• Task brief: Copy the lines of the material from the one containing "dialog-title: Submit a" through the one containing "103, 204, 133]", both included. Swap every "reason-chip" for "report-option" and leave everything else as it is.

• Given data:
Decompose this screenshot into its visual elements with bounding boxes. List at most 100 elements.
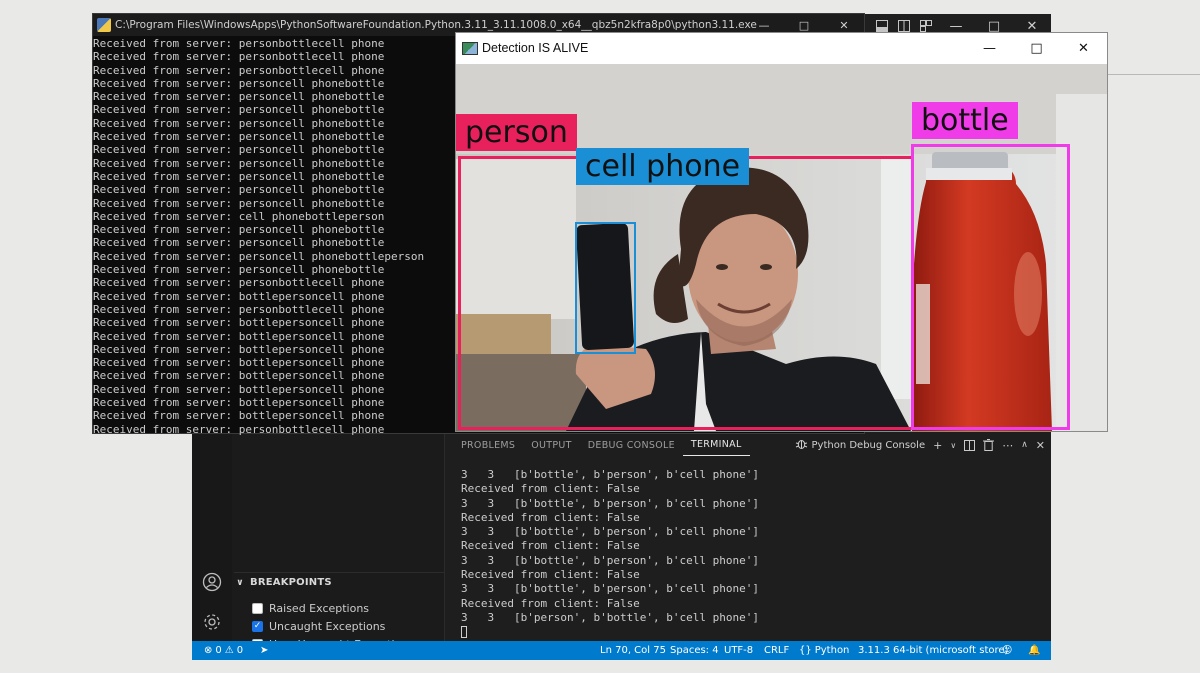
close-button[interactable]: ✕ xyxy=(1060,33,1107,63)
error-icon: ⊗ xyxy=(204,645,213,656)
console-line: Received from server: personbottlecell p… xyxy=(93,276,385,290)
tab-debug-console[interactable]: DEBUG CONSOLE xyxy=(580,434,683,456)
minimize-button[interactable]: — xyxy=(966,33,1013,63)
background-divider-line xyxy=(1108,74,1200,75)
console-line: Received from server: bottlepersoncell p… xyxy=(93,356,385,370)
uncaught-exceptions-checkbox[interactable]: ✓ xyxy=(252,620,263,632)
raised-exceptions-checkbox[interactable] xyxy=(252,602,263,614)
console-line: Received from server: personcell phonebo… xyxy=(93,169,385,183)
terminal-line: 3 3 [b'bottle', b'person', b'cell phone'… xyxy=(461,582,760,596)
terminal-line: Received from client: False xyxy=(461,539,640,553)
console-line: Received from server: personbottlecell p… xyxy=(93,63,385,77)
more-actions-icon[interactable]: ⋯ xyxy=(1002,439,1013,452)
detection-titlebar: Detection IS ALIVE — □ ✕ xyxy=(456,33,1107,63)
terminal-line: Received from client: False xyxy=(461,596,640,610)
new-terminal-plus-icon[interactable]: + xyxy=(933,439,942,452)
detection-window: Detection IS ALIVE — □ ✕ person cell pho… xyxy=(455,32,1108,432)
console-line: Received from server: personcell phonebo… xyxy=(93,76,385,90)
terminal-panel: PROBLEMS OUTPUT DEBUG CONSOLE TERMINAL P… xyxy=(445,434,1051,641)
terminal-line: 3 3 [b'bottle', b'person', b'cell phone'… xyxy=(461,468,760,481)
console-line: Received from server: personcell phonebo… xyxy=(93,90,385,104)
breakpoint-label: Uncaught Exceptions xyxy=(269,619,386,633)
problems-status[interactable]: ⊗ 0 ⚠ 0 xyxy=(204,641,243,660)
app-icon xyxy=(462,41,478,55)
encoding-status[interactable]: UTF-8 xyxy=(724,641,753,660)
tab-problems[interactable]: PROBLEMS xyxy=(453,434,523,456)
close-panel-icon[interactable]: ✕ xyxy=(1036,439,1045,452)
console-line: Received from server: bottlepersoncell p… xyxy=(93,382,385,396)
console-line: Received from server: bottlepersoncell p… xyxy=(93,342,385,356)
cell-phone-bounding-box xyxy=(575,222,636,354)
run-debug-sidebar: ∨ BREAKPOINTS Raised Exceptions ✓ Uncaug… xyxy=(232,434,445,651)
console-line: Received from server: personcell phonebo… xyxy=(93,263,385,277)
status-bar: ⊗ 0 ⚠ 0 ➤ Ln 70, Col 75 Spaces: 4 UTF-8 … xyxy=(192,641,1051,660)
console-line: Received from server: personcell phonebo… xyxy=(93,196,385,210)
breakpoint-uncaught-exceptions[interactable]: ✓ Uncaught Exceptions xyxy=(252,617,385,635)
console-line: Received from server: bottlepersoncell p… xyxy=(93,316,385,330)
bug-icon xyxy=(795,437,808,453)
split-terminal-icon[interactable] xyxy=(964,439,976,451)
console-line: Received from server: cell phonebottlepe… xyxy=(93,209,385,223)
cell-phone-label: cell phone xyxy=(576,148,750,185)
console-line: Received from server: bottlepersoncell p… xyxy=(93,329,385,343)
console-line: Received from server: personcell phonebo… xyxy=(93,116,385,130)
terminal-output[interactable]: 3 3 [b'bottle', b'person', b'cell phone'… xyxy=(461,468,1041,640)
breakpoints-header[interactable]: ∨ BREAKPOINTS xyxy=(234,572,444,592)
cursor-position-status[interactable]: Ln 70, Col 75 xyxy=(600,641,666,660)
maximize-button[interactable]: □ xyxy=(1013,33,1060,63)
feedback-icon[interactable]: ☺ xyxy=(1002,641,1012,660)
console-line: Received from server: personcell phonebo… xyxy=(93,249,425,263)
console-line: Received from server: personbottlecell p… xyxy=(93,302,385,316)
terminal-line: Received from client: False xyxy=(461,482,640,496)
console-line: Received from server: personbottlecell p… xyxy=(93,50,385,64)
trash-icon[interactable] xyxy=(983,439,995,451)
indentation-status[interactable]: Spaces: 4 xyxy=(670,641,719,660)
breakpoint-label: Raised Exceptions xyxy=(269,601,370,615)
tab-terminal[interactable]: TERMINAL xyxy=(682,434,750,456)
terminal-line: 3 3 [b'bottle', b'person', b'cell phone'… xyxy=(461,525,760,539)
terminal-line: 3 3 [b'bottle', b'person', b'cell phone'… xyxy=(461,553,760,567)
chevron-down-icon: ∨ xyxy=(236,577,244,588)
console-line: Received from server: personcell phonebo… xyxy=(93,130,385,144)
console-line: Received from server: personcell phonebo… xyxy=(93,156,385,170)
braces-icon: {} xyxy=(799,645,812,656)
debug-console-label: Python Debug Console xyxy=(811,439,926,451)
console-line: Received from server: bottlepersoncell p… xyxy=(93,369,385,383)
panel-actions: Python Debug Console + ∨ ⋯ ∧ ✕ xyxy=(795,434,1045,456)
terminal-line: Received from client: False xyxy=(461,568,640,582)
remote-debug-icon[interactable]: ➤ xyxy=(260,641,268,660)
terminal-line: 3 3 [b'person', b'bottle', b'cell phone'… xyxy=(461,610,760,624)
console-line: Received from server: personcell phonebo… xyxy=(93,236,385,250)
breakpoint-raised-exceptions[interactable]: Raised Exceptions xyxy=(252,599,369,617)
warning-icon: ⚠ xyxy=(224,645,234,656)
chevron-down-icon[interactable]: ∨ xyxy=(950,441,956,450)
console-line: Received from server: personbottlecell p… xyxy=(93,422,385,436)
console-line: Received from server: bottlepersoncell p… xyxy=(93,396,385,410)
person-bounding-box xyxy=(458,156,914,430)
python-icon xyxy=(97,18,111,32)
console-line: Received from server: bottlepersoncell p… xyxy=(93,289,385,303)
terminal-cursor xyxy=(461,626,467,639)
python-interpreter-status[interactable]: 3.11.3 64-bit (microsoft store) xyxy=(858,641,1008,660)
console-line: Received from server: personcell phonebo… xyxy=(93,183,385,197)
terminal-line: Received from client: False xyxy=(461,510,640,524)
console-line: Received from server: personcell phonebo… xyxy=(93,143,385,157)
terminal-line: 3 3 [b'bottle', b'person', b'cell phone'… xyxy=(461,496,760,510)
console-line: Received from server: bottlepersoncell p… xyxy=(93,409,385,423)
maximize-panel-chevron-up-icon[interactable]: ∧ xyxy=(1021,440,1028,450)
console-output[interactable]: Received from server: personbottlecell p… xyxy=(93,37,463,436)
terminal-cursor-line xyxy=(461,625,1041,639)
camera-frame: person cell phone bottle xyxy=(456,64,1107,431)
language-mode-status[interactable]: {} Python xyxy=(799,641,849,660)
bottle-label: bottle xyxy=(912,102,1018,139)
activity-bar xyxy=(192,434,232,641)
notifications-bell-icon[interactable]: 🔔 xyxy=(1028,641,1040,660)
person-label: person xyxy=(456,114,577,151)
tab-output[interactable]: OUTPUT xyxy=(523,434,580,456)
accounts-icon[interactable] xyxy=(200,570,224,594)
console-line: Received from server: personcell phonebo… xyxy=(93,103,385,117)
console-line: Received from server: personbottlecell p… xyxy=(93,37,385,50)
terminal-selector[interactable]: Python Debug Console xyxy=(795,437,926,453)
manage-gear-icon[interactable] xyxy=(200,610,224,634)
eol-status[interactable]: CRLF xyxy=(764,641,789,660)
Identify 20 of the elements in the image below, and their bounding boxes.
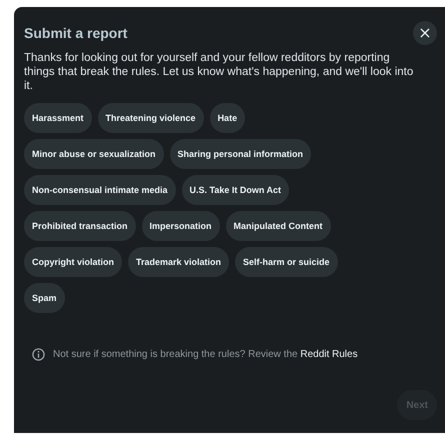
dialog-title: Submit a report: [24, 25, 128, 41]
reason-chip[interactable]: Non-consensual intimate media: [24, 175, 176, 205]
reason-chip[interactable]: Self-harm or suicide: [235, 247, 338, 277]
reason-chip[interactable]: Minor abuse or sexualization: [24, 139, 164, 169]
close-button[interactable]: ×: [413, 21, 437, 45]
rules-link[interactable]: Reddit Rules: [300, 349, 358, 360]
reason-chip[interactable]: U.S. Take It Down Act: [182, 175, 290, 205]
reason-chip[interactable]: Trademark violation: [128, 247, 230, 277]
reason-chip[interactable]: Hate: [210, 103, 246, 133]
reason-chip[interactable]: Harassment: [24, 103, 92, 133]
reason-chip[interactable]: Threatening violence: [98, 103, 204, 133]
reason-chip[interactable]: Sharing personal information: [170, 139, 312, 169]
intro-text: Thanks for looking out for yourself and your fellow redditors by reporting things that break the rules. Let us know what's happening, and we'll look into it.: [24, 51, 414, 93]
reason-chip[interactable]: Impersonation: [142, 211, 220, 241]
reason-chip[interactable]: Prohibited transaction: [24, 211, 136, 241]
hint-text: Not sure if something is breaking the rules? Review the Reddit Rules: [53, 349, 358, 360]
reason-chip[interactable]: Spam: [24, 283, 65, 313]
info-icon: [32, 348, 45, 361]
reason-chip[interactable]: Manipulated Content: [226, 211, 331, 241]
reason-chip[interactable]: Copyright violation: [24, 247, 122, 277]
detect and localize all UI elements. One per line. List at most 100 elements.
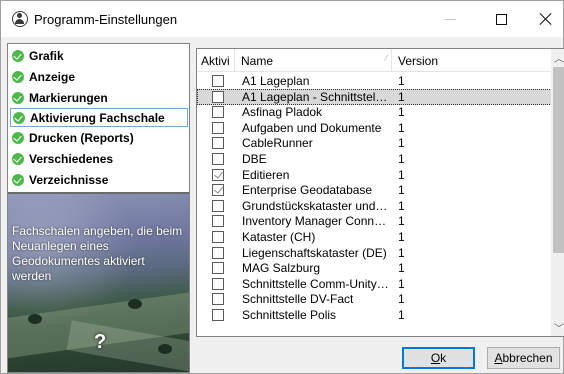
activate-checkbox[interactable] — [212, 121, 224, 134]
cancel-mnemonic: A — [494, 351, 503, 365]
row-name: Asfinag Pladok — [242, 105, 323, 120]
row-name: Editieren — [242, 167, 290, 182]
row-name: Kataster (CH) — [242, 230, 316, 244]
table-row[interactable]: Inventory Manager Connect... 1 — [197, 213, 552, 229]
green-check-icon — [13, 111, 25, 124]
nav-item[interactable]: Verschiedenes — [10, 149, 188, 168]
table-row[interactable]: A1 Lageplan - Schnittstelle r... 1 — [197, 88, 552, 105]
scroll-thumb[interactable] — [553, 67, 564, 253]
row-name: MAG Salzburg — [242, 261, 321, 276]
sort-indicator-icon: ⁄ — [385, 54, 387, 63]
nav-item[interactable]: Verzeichnisse — [10, 170, 188, 189]
row-version: 1 — [398, 183, 405, 198]
row-name: Enterprise Geodatabase — [242, 183, 373, 198]
activate-checkbox[interactable] — [212, 90, 224, 103]
row-version: 1 — [398, 167, 405, 182]
row-name: DBE — [242, 152, 267, 166]
table-row[interactable]: Schnittstelle Polis 1 — [197, 307, 552, 323]
nav-item-label: Drucken (Reports) — [29, 130, 134, 145]
list-header: Aktivi Name ⁄ Version — [197, 49, 552, 72]
row-version: 1 — [398, 261, 405, 276]
info-image: Fachschalen angeben, die beim Neuanlegen… — [8, 194, 189, 372]
close-icon — [540, 13, 552, 25]
activate-checkbox[interactable] — [212, 246, 224, 259]
row-version: 1 — [398, 276, 405, 291]
row-name: Schnittstelle Comm-Unity:... — [242, 276, 390, 291]
column-header-name-label: Name — [241, 53, 274, 68]
activate-checkbox[interactable] — [212, 262, 224, 275]
activate-checkbox[interactable] — [212, 106, 224, 119]
table-row[interactable]: Editieren 1 — [197, 167, 552, 183]
activate-checkbox[interactable] — [212, 293, 224, 306]
cancel-button[interactable]: Abbrechen — [487, 347, 560, 369]
activate-checkbox[interactable] — [212, 168, 224, 181]
table-row[interactable]: Enterprise Geodatabase 1 — [197, 182, 552, 198]
green-check-icon — [12, 49, 24, 62]
activate-checkbox[interactable] — [212, 215, 224, 228]
table-row[interactable]: A1 Lageplan 1 — [197, 73, 552, 89]
close-button[interactable] — [523, 1, 564, 37]
activate-checkbox[interactable] — [212, 231, 224, 243]
nav-item[interactable]: Drucken (Reports) — [10, 128, 188, 147]
column-header-aktiv[interactable]: Aktivi — [197, 49, 235, 72]
ok-button[interactable]: Ok — [402, 347, 475, 369]
info-text: Fachschalen angeben, die beim Neuanlegen… — [12, 224, 183, 283]
nav-item-label: Verschiedenes — [29, 151, 114, 166]
activate-checkbox[interactable] — [212, 199, 224, 212]
row-name: Inventory Manager Connect... — [242, 214, 390, 229]
table-row[interactable]: Liegenschaftskataster (DE) 1 — [197, 245, 552, 261]
table-row[interactable]: Aufgaben und Dokumente 1 — [197, 120, 552, 136]
scroll-down-arrow-icon[interactable]: ﹀ — [551, 319, 564, 336]
table-row[interactable]: Asfinag Pladok 1 — [197, 104, 552, 120]
help-question-icon[interactable]: ? — [94, 331, 106, 354]
maximize-button[interactable] — [478, 1, 524, 37]
column-header-name[interactable]: Name ⁄ — [235, 49, 392, 72]
table-row[interactable]: Kataster (CH) 1 — [197, 229, 552, 245]
nav-item[interactable]: Markierungen — [10, 88, 188, 107]
row-name: Schnittstelle DV-Fact — [242, 292, 354, 307]
green-check-icon — [12, 131, 24, 144]
row-name: Grundstückskataster und A... — [242, 198, 390, 213]
fachschale-list[interactable]: Aktivi Name ⁄ Version A1 Lageplan 1 A1 Lag… — [196, 48, 564, 337]
nav-item-label: Markierungen — [29, 90, 108, 105]
vertical-scrollbar[interactable]: ︿ ﹀ — [551, 49, 564, 336]
row-version: 1 — [398, 198, 405, 213]
row-version: 1 — [398, 308, 405, 322]
nav-item-label: Grafik — [29, 48, 64, 63]
activate-checkbox[interactable] — [212, 153, 224, 165]
activate-checkbox[interactable] — [212, 309, 224, 321]
row-version: 1 — [398, 292, 405, 307]
row-version: 1 — [398, 214, 405, 229]
row-version: 1 — [398, 230, 405, 244]
row-name: A1 Lageplan — [242, 74, 310, 88]
column-header-version[interactable]: Version — [392, 49, 552, 72]
scroll-up-arrow-icon[interactable]: ︿ — [551, 49, 564, 66]
table-row[interactable]: Grundstückskataster und A... 1 — [197, 198, 552, 214]
row-version: 1 — [398, 136, 405, 151]
nav-item[interactable]: Anzeige — [10, 67, 188, 86]
row-version: 1 — [398, 245, 405, 260]
title-bar[interactable]: Programm-Einstellungen — [1, 1, 563, 37]
table-row[interactable]: MAG Salzburg 1 — [197, 260, 552, 276]
nav-item[interactable]: Aktivierung Fachschale — [10, 108, 188, 127]
nav-item-label: Verzeichnisse — [29, 172, 109, 187]
green-check-icon — [12, 173, 24, 186]
table-row[interactable]: Schnittstelle Comm-Unity:... 1 — [197, 276, 552, 292]
green-check-icon — [12, 91, 24, 104]
row-name: Schnittstelle Polis — [242, 308, 337, 322]
maximize-icon — [495, 13, 507, 25]
table-row[interactable]: Schnittstelle DV-Fact 1 — [197, 291, 552, 307]
activate-checkbox[interactable] — [212, 75, 224, 87]
activate-checkbox[interactable] — [212, 184, 224, 197]
activate-checkbox[interactable] — [212, 137, 224, 150]
table-row[interactable]: DBE 1 — [197, 151, 552, 167]
activate-checkbox[interactable] — [212, 277, 224, 290]
tree-shape — [28, 314, 42, 324]
nav-item[interactable]: Grafik — [10, 46, 188, 65]
row-version: 1 — [398, 74, 405, 88]
ok-mnemonic: O — [430, 351, 441, 365]
minimize-button[interactable] — [427, 1, 473, 37]
window-title: Programm-Einstellungen — [34, 11, 178, 27]
cancel-label-rest: bbrechen — [502, 351, 553, 365]
table-row[interactable]: CableRunner 1 — [197, 135, 552, 151]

• Solved exercise:
dialog-title: Submit a report: [24, 25, 128, 41]
report-option[interactable]: Non-consensual intimate media: [24, 175, 176, 205]
report-option[interactable]: Self-harm or suicide: [235, 247, 338, 277]
report-option[interactable]: Minor abuse or sexualization: [24, 139, 164, 169]
close-button[interactable]: ×: [413, 21, 437, 45]
rules-link[interactable]: Reddit Rules: [300, 349, 358, 360]
report-option[interactable]: U.S. Take It Down Act: [182, 175, 290, 205]
report-option[interactable]: Trademark violation: [128, 247, 230, 277]
report-option[interactable]: Hate: [210, 103, 246, 133]
report-option[interactable]: Harassment: [24, 103, 92, 133]
report-option[interactable]: Threatening violence: [98, 103, 204, 133]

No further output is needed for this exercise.